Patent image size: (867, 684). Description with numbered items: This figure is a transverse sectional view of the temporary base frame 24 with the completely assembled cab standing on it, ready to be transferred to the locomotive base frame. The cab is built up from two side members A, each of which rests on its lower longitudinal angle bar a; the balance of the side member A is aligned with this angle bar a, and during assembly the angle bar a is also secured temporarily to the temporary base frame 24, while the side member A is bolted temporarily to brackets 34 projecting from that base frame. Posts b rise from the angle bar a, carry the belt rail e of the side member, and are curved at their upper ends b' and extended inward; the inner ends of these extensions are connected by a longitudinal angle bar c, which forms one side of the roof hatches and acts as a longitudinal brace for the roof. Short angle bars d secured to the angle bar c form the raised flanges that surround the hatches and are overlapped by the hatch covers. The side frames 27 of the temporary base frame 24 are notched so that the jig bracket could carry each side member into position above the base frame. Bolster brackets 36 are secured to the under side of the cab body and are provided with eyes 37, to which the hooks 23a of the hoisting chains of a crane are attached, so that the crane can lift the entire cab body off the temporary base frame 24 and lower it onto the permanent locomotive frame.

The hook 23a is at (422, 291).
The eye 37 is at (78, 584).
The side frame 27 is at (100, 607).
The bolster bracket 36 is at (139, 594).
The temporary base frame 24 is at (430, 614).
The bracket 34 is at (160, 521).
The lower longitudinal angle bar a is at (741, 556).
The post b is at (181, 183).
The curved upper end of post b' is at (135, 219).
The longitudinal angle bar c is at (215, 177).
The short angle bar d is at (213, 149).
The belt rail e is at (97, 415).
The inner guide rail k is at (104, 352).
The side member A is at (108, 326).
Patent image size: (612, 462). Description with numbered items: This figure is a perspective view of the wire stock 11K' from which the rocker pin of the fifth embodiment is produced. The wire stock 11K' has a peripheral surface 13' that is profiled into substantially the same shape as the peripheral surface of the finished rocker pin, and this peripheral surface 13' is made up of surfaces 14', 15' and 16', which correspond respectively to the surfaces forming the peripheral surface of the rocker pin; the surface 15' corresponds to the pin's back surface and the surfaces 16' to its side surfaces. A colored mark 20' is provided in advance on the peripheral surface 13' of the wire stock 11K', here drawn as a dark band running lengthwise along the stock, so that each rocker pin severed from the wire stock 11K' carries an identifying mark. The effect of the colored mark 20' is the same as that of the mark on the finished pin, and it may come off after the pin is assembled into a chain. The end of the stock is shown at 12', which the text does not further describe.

━━━━━━━━━━━━━━━━━━━━

_WHAT TO DO_
List every line in the items above that contains the word "lower", and copy each one in full.

_ANSWER BELOW_
Patent image size: (867, 684). Description with numbered items: This figure is a transverse sectional view of the temporary base frame 24 with the completely assembled cab standing on it, ready to be transferred to the locomotive base frame. The cab is built up from two side members A, each of which rests on its lower longitudinal angle bar a; the balance of the side member A is aligned with this angle bar a, and during assembly the angle bar a is also secured temporarily to the temporary base frame 24, while the side member A is bolted temporarily to brackets 34 projecting from that base frame. Posts b rise from the angle bar a, carry the belt rail e of the side member, and are curved at their upper ends b' and extended inward; the inner ends of these extensions are connected by a longitudinal angle bar c, which forms one side of the roof hatches and acts as a longitudinal brace for the roof. Short angle bars d secured to the angle bar c form the raised flanges that surround the hatches and are overlapped by the hatch covers. The side frames 27 of the temporary base frame 24 are notched so that the jig bracket could carry each side member into position above the base frame. Bolster brackets 36 are secured to the under side of the cab body and are provided with eyes 37, to which the hooks 23a of the hoisting chains of a crane are attached, so that the crane can lift the entire cab body off the temporary base frame 24 and lower it onto the permanent locomotive frame.
The lower longitudinal angle bar a is at (741, 556).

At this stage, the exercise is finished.